**Problem description:**
Return the listing below unchanged, minus its pictures.

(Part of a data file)
-------------------------

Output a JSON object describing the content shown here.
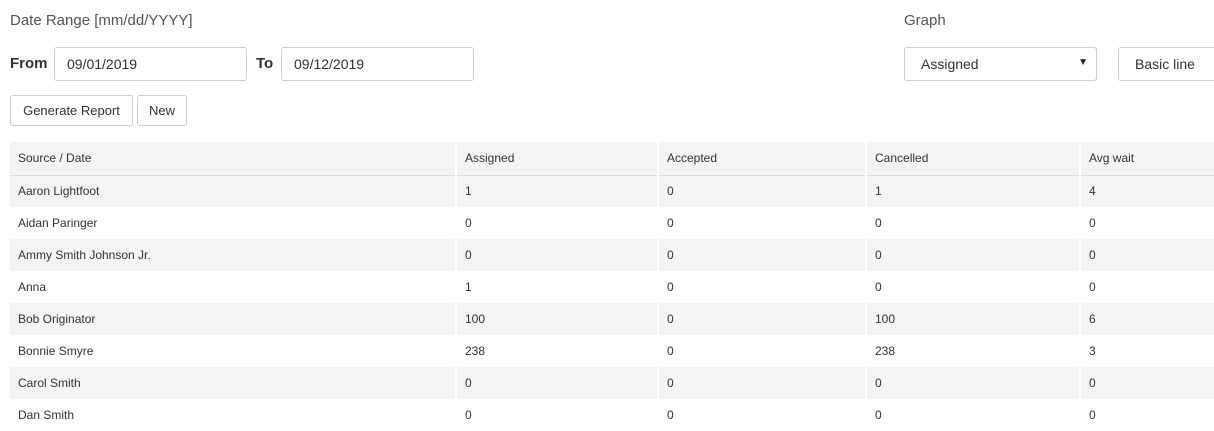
{
  "filters": {
    "date_range_label": "Date Range [mm/dd/YYYY]",
    "from_label": "From",
    "from_value": "09/01/2019",
    "to_label": "To",
    "to_value": "09/12/2019"
  },
  "graph": {
    "label": "Graph",
    "metric_selected": "Assigned",
    "type_selected": "Basic line"
  },
  "actions": {
    "generate_label": "Generate Report",
    "new_label": "New"
  },
  "table": {
    "headers": [
      "Source / Date",
      "Assigned",
      "Accepted",
      "Cancelled",
      "Avg wait"
    ],
    "rows": [
      [
        "Aaron Lightfoot",
        "1",
        "0",
        "1",
        "4"
      ],
      [
        "Aidan Paringer",
        "0",
        "0",
        "0",
        "0"
      ],
      [
        "Ammy Smith Johnson Jr.",
        "0",
        "0",
        "0",
        "0"
      ],
      [
        "Anna",
        "1",
        "0",
        "0",
        "0"
      ],
      [
        "Bob Originator",
        "100",
        "0",
        "100",
        "6"
      ],
      [
        "Bonnie Smyre",
        "238",
        "0",
        "238",
        "3"
      ],
      [
        "Carol Smith",
        "0",
        "0",
        "0",
        "0"
      ],
      [
        "Dan Smith",
        "0",
        "0",
        "0",
        "0"
      ]
    ]
  }
}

-------------------------

**Reply:**
Output a JSON object describing the content shown here.
{
  "filters": {
    "date_range_label": "Date Range [mm/dd/YYYY]",
    "from_label": "From",
    "from_value": "09/01/2019",
    "to_label": "To",
    "to_value": "09/12/2019"
  },
  "graph": {
    "label": "Graph",
    "metric_selected": "Assigned",
    "type_selected": "Basic line"
  },
  "actions": {
    "generate_label": "Generate Report",
    "new_label": "New"
  },
  "table": {
    "headers": [
      "Source / Date",
      "Assigned",
      "Accepted",
      "Cancelled",
      "Avg wait"
    ],
    "rows": [
      [
        "Aaron Lightfoot",
        "1",
        "0",
        "1",
        "4"
      ],
      [
        "Aidan Paringer",
        "0",
        "0",
        "0",
        "0"
      ],
      [
        "Ammy Smith Johnson Jr.",
        "0",
        "0",
        "0",
        "0"
      ],
      [
        "Anna",
        "1",
        "0",
        "0",
        "0"
      ],
      [
        "Bob Originator",
        "100",
        "0",
        "100",
        "6"
      ],
      [
        "Bonnie Smyre",
        "238",
        "0",
        "238",
        "3"
      ],
      [
        "Carol Smith",
        "0",
        "0",
        "0",
        "0"
      ],
      [
        "Dan Smith",
        "0",
        "0",
        "0",
        "0"
      ]
    ]
  }
}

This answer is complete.